*TASK DETAILS*:
In the listing below, how many lines contain the word "παραβολῆς"? Please respond with the number only.

[start]

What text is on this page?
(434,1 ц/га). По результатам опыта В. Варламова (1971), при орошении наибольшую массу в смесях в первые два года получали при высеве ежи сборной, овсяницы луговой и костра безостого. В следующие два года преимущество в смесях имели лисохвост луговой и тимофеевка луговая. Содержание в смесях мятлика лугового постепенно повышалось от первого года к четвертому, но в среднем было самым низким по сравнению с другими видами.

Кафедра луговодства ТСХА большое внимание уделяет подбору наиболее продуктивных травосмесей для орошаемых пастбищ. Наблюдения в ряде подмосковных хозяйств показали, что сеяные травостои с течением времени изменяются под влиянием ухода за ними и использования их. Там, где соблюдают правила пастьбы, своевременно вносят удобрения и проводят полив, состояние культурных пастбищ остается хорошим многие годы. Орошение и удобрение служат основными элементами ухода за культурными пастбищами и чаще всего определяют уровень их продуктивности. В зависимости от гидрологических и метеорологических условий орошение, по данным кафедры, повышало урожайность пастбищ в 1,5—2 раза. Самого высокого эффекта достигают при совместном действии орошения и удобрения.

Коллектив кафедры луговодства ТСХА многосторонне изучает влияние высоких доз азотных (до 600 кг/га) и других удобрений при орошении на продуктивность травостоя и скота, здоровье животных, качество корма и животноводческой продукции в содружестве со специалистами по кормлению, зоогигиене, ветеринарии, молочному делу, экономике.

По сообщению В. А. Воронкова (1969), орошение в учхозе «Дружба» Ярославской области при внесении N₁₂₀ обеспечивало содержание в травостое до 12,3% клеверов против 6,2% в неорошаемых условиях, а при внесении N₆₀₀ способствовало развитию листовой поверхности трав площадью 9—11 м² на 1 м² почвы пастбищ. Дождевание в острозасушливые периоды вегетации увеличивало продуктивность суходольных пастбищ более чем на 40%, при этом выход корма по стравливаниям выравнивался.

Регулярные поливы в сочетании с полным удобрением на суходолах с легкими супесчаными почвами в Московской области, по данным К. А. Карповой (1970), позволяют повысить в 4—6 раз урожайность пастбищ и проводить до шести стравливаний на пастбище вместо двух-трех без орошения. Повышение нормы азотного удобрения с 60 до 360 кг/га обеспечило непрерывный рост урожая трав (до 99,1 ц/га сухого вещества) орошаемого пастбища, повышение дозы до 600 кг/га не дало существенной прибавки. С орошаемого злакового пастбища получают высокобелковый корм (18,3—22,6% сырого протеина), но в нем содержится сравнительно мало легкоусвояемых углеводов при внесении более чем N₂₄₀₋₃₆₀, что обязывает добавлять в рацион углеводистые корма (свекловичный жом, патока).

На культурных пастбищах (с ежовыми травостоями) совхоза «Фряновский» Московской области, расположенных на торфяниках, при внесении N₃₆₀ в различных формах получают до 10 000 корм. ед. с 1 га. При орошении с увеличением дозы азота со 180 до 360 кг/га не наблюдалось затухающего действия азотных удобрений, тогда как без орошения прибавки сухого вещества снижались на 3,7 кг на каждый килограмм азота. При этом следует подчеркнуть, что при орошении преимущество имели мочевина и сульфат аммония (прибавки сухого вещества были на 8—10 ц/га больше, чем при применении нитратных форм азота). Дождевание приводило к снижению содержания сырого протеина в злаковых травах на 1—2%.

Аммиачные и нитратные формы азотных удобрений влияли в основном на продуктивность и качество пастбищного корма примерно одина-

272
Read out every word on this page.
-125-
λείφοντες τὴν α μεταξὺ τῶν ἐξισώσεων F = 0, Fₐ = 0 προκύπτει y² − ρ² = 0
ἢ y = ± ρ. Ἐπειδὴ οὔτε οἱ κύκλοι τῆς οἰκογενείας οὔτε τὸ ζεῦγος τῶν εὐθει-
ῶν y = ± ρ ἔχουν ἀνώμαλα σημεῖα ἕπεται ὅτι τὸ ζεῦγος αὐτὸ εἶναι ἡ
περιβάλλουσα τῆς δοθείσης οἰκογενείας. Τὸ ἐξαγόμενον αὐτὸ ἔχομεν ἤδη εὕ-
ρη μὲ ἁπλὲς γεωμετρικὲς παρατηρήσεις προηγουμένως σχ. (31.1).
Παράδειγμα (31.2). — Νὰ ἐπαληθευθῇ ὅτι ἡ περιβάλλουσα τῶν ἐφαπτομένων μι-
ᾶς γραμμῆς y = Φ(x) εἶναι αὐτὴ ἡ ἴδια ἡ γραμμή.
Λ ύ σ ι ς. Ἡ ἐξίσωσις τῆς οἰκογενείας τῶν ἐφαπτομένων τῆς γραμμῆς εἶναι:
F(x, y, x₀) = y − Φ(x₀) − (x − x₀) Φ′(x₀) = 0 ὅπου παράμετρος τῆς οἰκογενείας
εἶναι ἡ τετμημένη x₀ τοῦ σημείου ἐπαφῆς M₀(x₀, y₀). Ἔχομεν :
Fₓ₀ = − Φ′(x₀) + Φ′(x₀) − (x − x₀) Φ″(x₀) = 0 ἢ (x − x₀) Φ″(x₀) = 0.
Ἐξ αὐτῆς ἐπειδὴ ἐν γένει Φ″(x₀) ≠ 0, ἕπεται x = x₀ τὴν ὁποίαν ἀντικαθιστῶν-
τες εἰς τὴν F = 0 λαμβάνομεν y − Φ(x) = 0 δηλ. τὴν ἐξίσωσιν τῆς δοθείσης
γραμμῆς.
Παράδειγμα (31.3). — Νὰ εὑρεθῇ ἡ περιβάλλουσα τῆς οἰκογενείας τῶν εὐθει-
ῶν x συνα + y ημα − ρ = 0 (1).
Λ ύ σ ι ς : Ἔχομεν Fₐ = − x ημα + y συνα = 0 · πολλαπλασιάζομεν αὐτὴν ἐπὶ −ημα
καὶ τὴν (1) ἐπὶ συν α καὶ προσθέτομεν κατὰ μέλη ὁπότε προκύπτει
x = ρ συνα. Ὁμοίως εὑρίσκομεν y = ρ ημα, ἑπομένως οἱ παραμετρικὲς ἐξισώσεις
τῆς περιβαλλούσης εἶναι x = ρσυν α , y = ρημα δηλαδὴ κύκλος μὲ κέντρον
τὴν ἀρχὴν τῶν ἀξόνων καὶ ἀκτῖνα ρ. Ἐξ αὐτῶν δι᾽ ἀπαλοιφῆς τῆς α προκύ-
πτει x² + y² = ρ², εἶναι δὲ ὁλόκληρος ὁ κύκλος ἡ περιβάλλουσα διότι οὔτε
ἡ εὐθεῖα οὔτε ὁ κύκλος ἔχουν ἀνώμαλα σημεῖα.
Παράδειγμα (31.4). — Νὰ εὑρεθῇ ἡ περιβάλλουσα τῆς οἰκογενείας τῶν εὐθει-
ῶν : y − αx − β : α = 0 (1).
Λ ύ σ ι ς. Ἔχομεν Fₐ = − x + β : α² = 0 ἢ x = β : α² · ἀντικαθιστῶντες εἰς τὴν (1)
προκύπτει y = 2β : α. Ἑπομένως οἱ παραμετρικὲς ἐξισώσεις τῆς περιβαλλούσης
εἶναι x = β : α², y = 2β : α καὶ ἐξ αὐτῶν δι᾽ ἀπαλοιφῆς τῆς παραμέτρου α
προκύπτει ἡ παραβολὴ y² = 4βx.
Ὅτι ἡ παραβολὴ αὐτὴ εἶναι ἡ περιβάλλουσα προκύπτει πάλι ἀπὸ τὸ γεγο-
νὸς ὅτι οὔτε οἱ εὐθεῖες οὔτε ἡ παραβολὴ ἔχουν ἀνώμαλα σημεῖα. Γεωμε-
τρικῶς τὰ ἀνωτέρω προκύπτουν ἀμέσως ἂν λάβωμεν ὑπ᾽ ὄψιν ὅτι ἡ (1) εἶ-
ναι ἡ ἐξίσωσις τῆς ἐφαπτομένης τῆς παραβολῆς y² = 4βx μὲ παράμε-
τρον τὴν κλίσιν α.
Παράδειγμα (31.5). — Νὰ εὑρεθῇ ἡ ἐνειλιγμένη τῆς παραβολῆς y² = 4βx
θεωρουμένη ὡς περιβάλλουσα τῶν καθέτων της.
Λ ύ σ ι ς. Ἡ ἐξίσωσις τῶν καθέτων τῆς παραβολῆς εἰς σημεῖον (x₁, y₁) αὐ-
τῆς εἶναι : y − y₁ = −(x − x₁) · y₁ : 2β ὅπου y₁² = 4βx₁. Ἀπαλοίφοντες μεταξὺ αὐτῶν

[end]

*WRITTEN REPLY*:
3